***** DATA PROVIDED
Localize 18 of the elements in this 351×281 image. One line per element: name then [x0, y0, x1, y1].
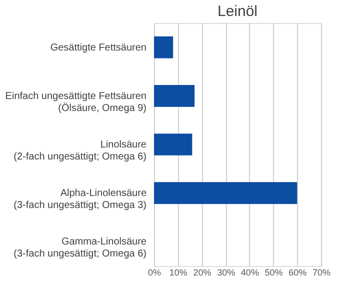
x-tick-label: 40%	[240, 268, 259, 278]
x-tick-label: 20%	[193, 268, 212, 278]
bar	[154, 134, 192, 156]
y-tick-label: Linolsäure (2-fach ungesättigt; Omega 6)	[14, 140, 147, 162]
x-tick-label: 10%	[169, 268, 188, 278]
y-tick-label: Gesättigte Fettsäuren	[50, 42, 146, 54]
bar	[154, 84, 195, 107]
bar	[154, 36, 174, 58]
chart-title: Leinöl	[217, 3, 258, 20]
bar	[154, 182, 298, 204]
x-tick-label: 30%	[217, 268, 236, 278]
y-tick-label: Gamma-Linolsäure (3-fach ungesättigt; Omega 6)	[14, 236, 147, 260]
x-tick-label: 50%	[264, 268, 283, 278]
y-tick-label: Alpha-Linolensäure (3-fach ungesättigt; Omega 3)	[14, 188, 147, 212]
x-tick-label: 70%	[312, 268, 331, 278]
y-tick-label: Einfach ungesättigte Fettsäuren (Ölsäure, Omega 9)	[5, 90, 146, 114]
x-tick-label: 60%	[288, 268, 307, 278]
x-tick-label: 0%	[148, 268, 162, 278]
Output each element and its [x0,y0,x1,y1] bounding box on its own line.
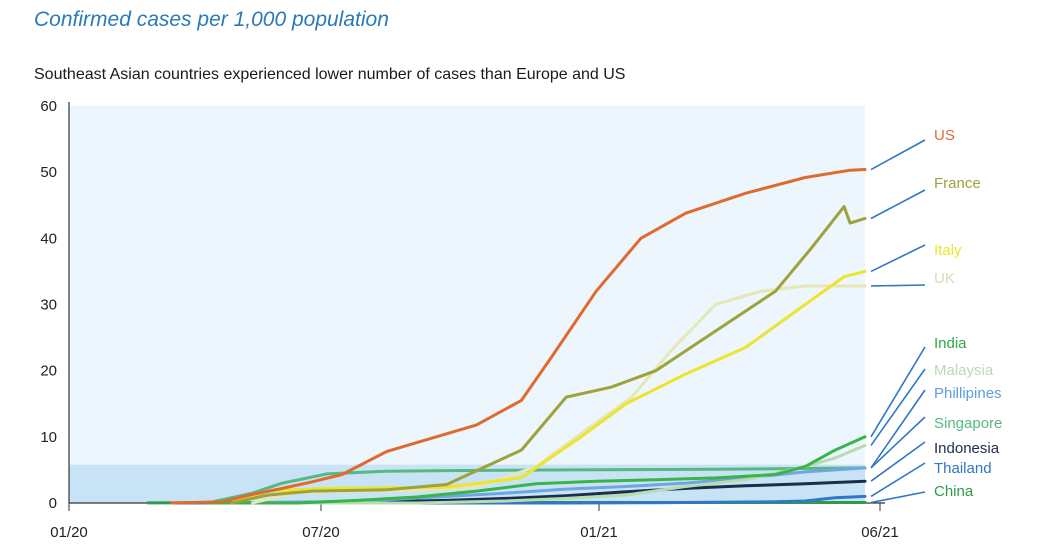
**********
# YOUR INSTRUCTIONS:
Can you copy out all of the data above word for word, leaving out the pictures?

# TASK RESPONSE:
Localize 18 of the elements in this 351×281 image. One line per element: name then [x0, y0, x1, y1].
x-tick-label: 40%	[240, 268, 259, 278]
x-tick-label: 20%	[193, 268, 212, 278]
bar	[154, 134, 192, 156]
y-tick-label: Linolsäure (2-fach ungesättigt; Omega 6)	[14, 140, 147, 162]
x-tick-label: 10%	[169, 268, 188, 278]
y-tick-label: Gesättigte Fettsäuren	[50, 42, 146, 54]
bar	[154, 84, 195, 107]
bar	[154, 36, 174, 58]
chart-title: Leinöl	[217, 3, 258, 20]
bar	[154, 182, 298, 204]
x-tick-label: 30%	[217, 268, 236, 278]
y-tick-label: Gamma-Linolsäure (3-fach ungesättigt; Omega 6)	[14, 236, 147, 260]
x-tick-label: 50%	[264, 268, 283, 278]
y-tick-label: Alpha-Linolensäure (3-fach ungesättigt; Omega 3)	[14, 188, 147, 212]
x-tick-label: 70%	[312, 268, 331, 278]
y-tick-label: Einfach ungesättigte Fettsäuren (Ölsäure, Omega 9)	[5, 90, 146, 114]
x-tick-label: 60%	[288, 268, 307, 278]
x-tick-label: 0%	[148, 268, 162, 278]
Output each element and its [x0,y0,x1,y1] bounding box on its own line.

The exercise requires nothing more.